━━━━━ RECORDS SUPPLIED

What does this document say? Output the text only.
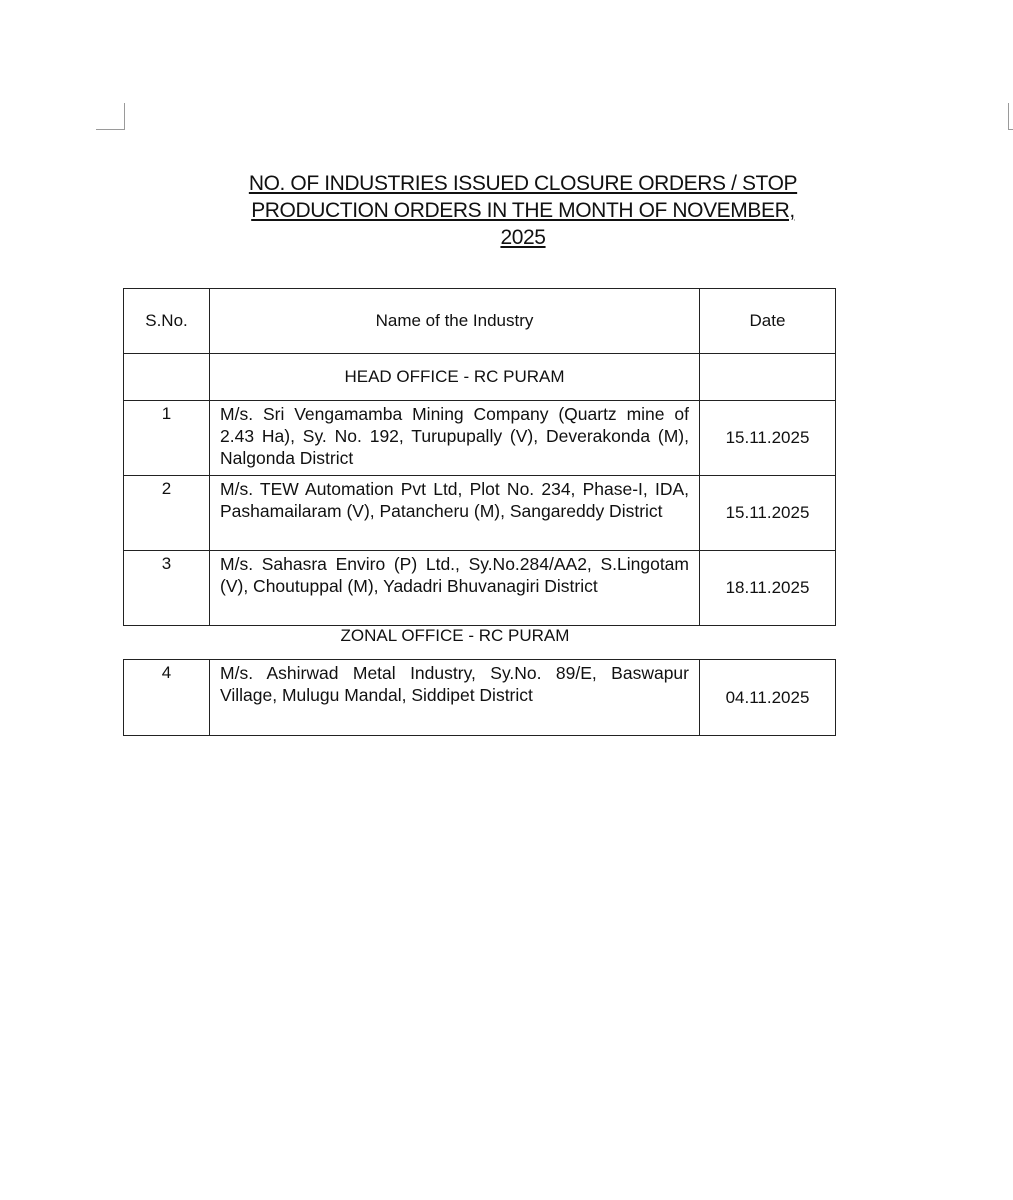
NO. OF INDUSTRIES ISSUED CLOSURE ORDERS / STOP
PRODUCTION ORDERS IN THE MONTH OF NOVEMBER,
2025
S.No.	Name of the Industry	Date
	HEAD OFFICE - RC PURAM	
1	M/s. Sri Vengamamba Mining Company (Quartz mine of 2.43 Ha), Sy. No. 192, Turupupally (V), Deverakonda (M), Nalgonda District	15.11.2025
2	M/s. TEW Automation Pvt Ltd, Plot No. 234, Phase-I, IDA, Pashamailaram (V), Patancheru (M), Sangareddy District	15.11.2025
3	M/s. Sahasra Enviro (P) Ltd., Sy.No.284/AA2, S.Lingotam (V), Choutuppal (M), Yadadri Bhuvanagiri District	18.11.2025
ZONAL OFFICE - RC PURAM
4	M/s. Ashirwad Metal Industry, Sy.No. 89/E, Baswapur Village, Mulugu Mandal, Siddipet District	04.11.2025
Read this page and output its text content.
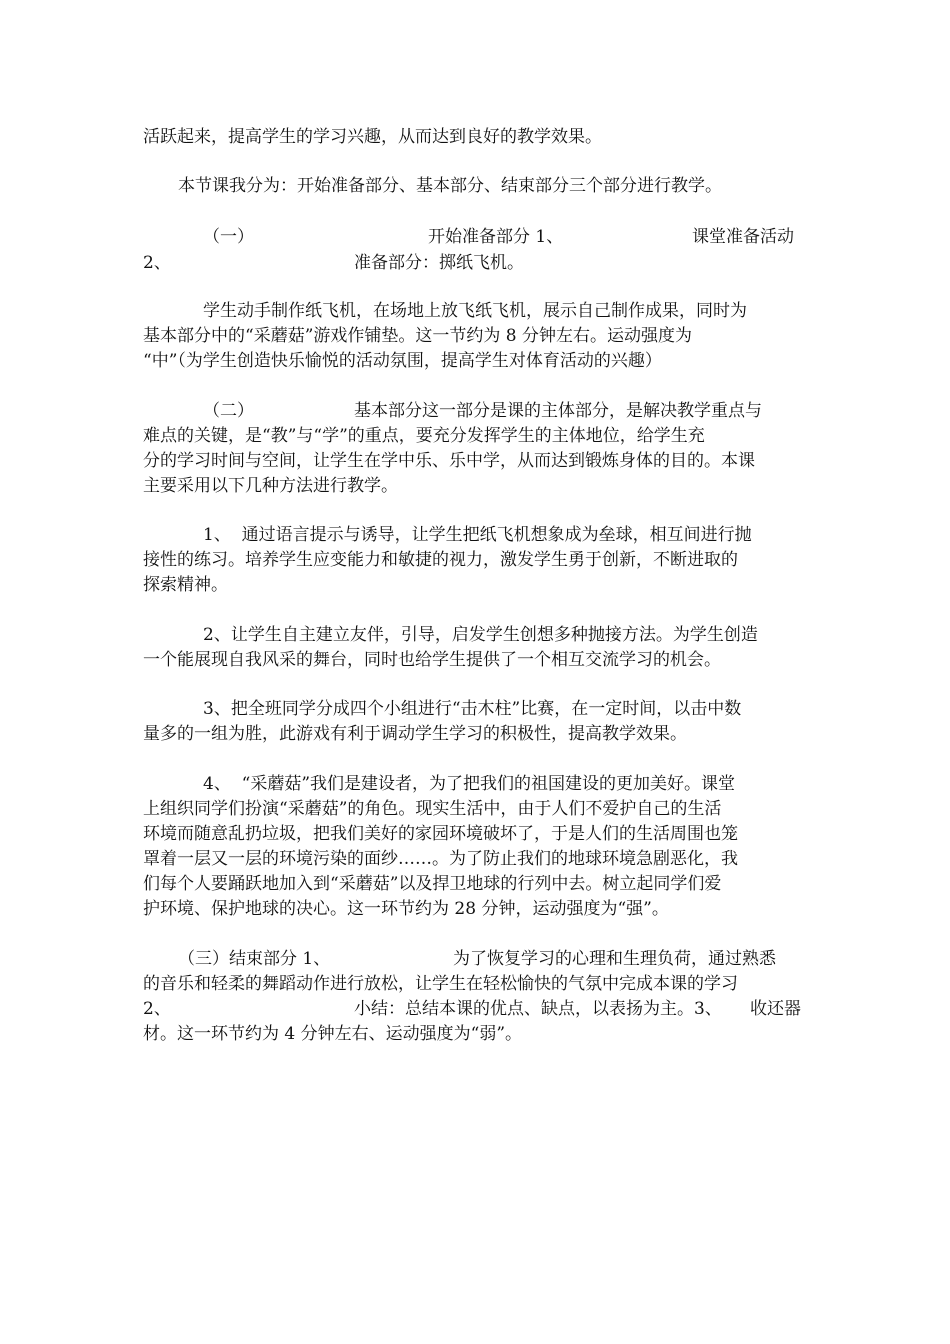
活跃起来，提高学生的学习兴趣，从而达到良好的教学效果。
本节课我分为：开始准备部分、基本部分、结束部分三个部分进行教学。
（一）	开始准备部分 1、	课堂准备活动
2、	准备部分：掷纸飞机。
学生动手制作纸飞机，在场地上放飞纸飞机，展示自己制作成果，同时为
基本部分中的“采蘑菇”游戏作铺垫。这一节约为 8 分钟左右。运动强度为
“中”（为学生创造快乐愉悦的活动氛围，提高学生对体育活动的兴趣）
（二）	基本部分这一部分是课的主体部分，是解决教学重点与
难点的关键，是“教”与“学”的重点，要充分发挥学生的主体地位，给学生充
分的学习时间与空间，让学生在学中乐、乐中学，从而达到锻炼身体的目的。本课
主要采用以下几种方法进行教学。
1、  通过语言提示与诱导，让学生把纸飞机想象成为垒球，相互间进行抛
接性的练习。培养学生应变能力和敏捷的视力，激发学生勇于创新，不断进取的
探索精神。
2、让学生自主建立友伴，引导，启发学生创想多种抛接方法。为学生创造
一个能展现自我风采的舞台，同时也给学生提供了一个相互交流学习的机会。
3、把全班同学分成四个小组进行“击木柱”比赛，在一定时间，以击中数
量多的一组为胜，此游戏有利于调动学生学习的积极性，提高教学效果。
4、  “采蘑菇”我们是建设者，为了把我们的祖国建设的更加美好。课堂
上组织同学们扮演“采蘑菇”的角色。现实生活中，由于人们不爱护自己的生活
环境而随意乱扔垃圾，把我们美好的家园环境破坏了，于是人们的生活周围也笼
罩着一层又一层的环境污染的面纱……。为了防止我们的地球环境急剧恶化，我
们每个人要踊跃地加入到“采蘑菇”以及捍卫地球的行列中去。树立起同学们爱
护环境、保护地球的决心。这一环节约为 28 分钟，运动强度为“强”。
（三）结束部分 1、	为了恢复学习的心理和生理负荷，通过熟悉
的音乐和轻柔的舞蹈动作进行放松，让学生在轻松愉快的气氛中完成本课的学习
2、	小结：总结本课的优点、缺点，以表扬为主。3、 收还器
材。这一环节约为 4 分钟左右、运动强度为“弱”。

━━━━━━━━━━

REQUIRED WORK: Except for the pictures, copy every line of the records above exactly.

EXERCISE SOLUTION:
What does this document say? Output the text only.
NO. OF INDUSTRIES ISSUED CLOSURE ORDERS / STOP
PRODUCTION ORDERS IN THE MONTH OF NOVEMBER,
2025
S.No.	Name of the Industry	Date
	HEAD OFFICE - RC PURAM	
1	M/s. Sri Vengamamba Mining Company (Quartz mine of 2.43 Ha), Sy. No. 192, Turupupally (V), Deverakonda (M), Nalgonda District	15.11.2025
2	M/s. TEW Automation Pvt Ltd, Plot No. 234, Phase-I, IDA, Pashamailaram (V), Patancheru (M), Sangareddy District	15.11.2025
3	M/s. Sahasra Enviro (P) Ltd., Sy.No.284/AA2, S.Lingotam (V), Choutuppal (M), Yadadri Bhuvanagiri District	18.11.2025
ZONAL OFFICE - RC PURAM
4	M/s. Ashirwad Metal Industry, Sy.No. 89/E, Baswapur Village, Mulugu Mandal, Siddipet District	04.11.2025
Read this page and output its text content.
活跃起来，提高学生的学习兴趣，从而达到良好的教学效果。
本节课我分为：开始准备部分、基本部分、结束部分三个部分进行教学。
（一）	开始准备部分 1、	课堂准备活动
2、	准备部分：掷纸飞机。
学生动手制作纸飞机，在场地上放飞纸飞机，展示自己制作成果，同时为
基本部分中的“采蘑菇”游戏作铺垫。这一节约为 8 分钟左右。运动强度为
“中”（为学生创造快乐愉悦的活动氛围，提高学生对体育活动的兴趣）
（二）	基本部分这一部分是课的主体部分，是解决教学重点与
难点的关键，是“教”与“学”的重点，要充分发挥学生的主体地位，给学生充
分的学习时间与空间，让学生在学中乐、乐中学，从而达到锻炼身体的目的。本课
主要采用以下几种方法进行教学。
1、  通过语言提示与诱导，让学生把纸飞机想象成为垒球，相互间进行抛
接性的练习。培养学生应变能力和敏捷的视力，激发学生勇于创新，不断进取的
探索精神。
2、让学生自主建立友伴，引导，启发学生创想多种抛接方法。为学生创造
一个能展现自我风采的舞台，同时也给学生提供了一个相互交流学习的机会。
3、把全班同学分成四个小组进行“击木柱”比赛，在一定时间，以击中数
量多的一组为胜，此游戏有利于调动学生学习的积极性，提高教学效果。
4、  “采蘑菇”我们是建设者，为了把我们的祖国建设的更加美好。课堂
上组织同学们扮演“采蘑菇”的角色。现实生活中，由于人们不爱护自己的生活
环境而随意乱扔垃圾，把我们美好的家园环境破坏了，于是人们的生活周围也笼
罩着一层又一层的环境污染的面纱……。为了防止我们的地球环境急剧恶化，我
们每个人要踊跃地加入到“采蘑菇”以及捍卫地球的行列中去。树立起同学们爱
护环境、保护地球的决心。这一环节约为 28 分钟，运动强度为“强”。
（三）结束部分 1、	为了恢复学习的心理和生理负荷，通过熟悉
的音乐和轻柔的舞蹈动作进行放松，让学生在轻松愉快的气氛中完成本课的学习
2、	小结：总结本课的优点、缺点，以表扬为主。3、 收还器
材。这一环节约为 4 分钟左右、运动强度为“弱”。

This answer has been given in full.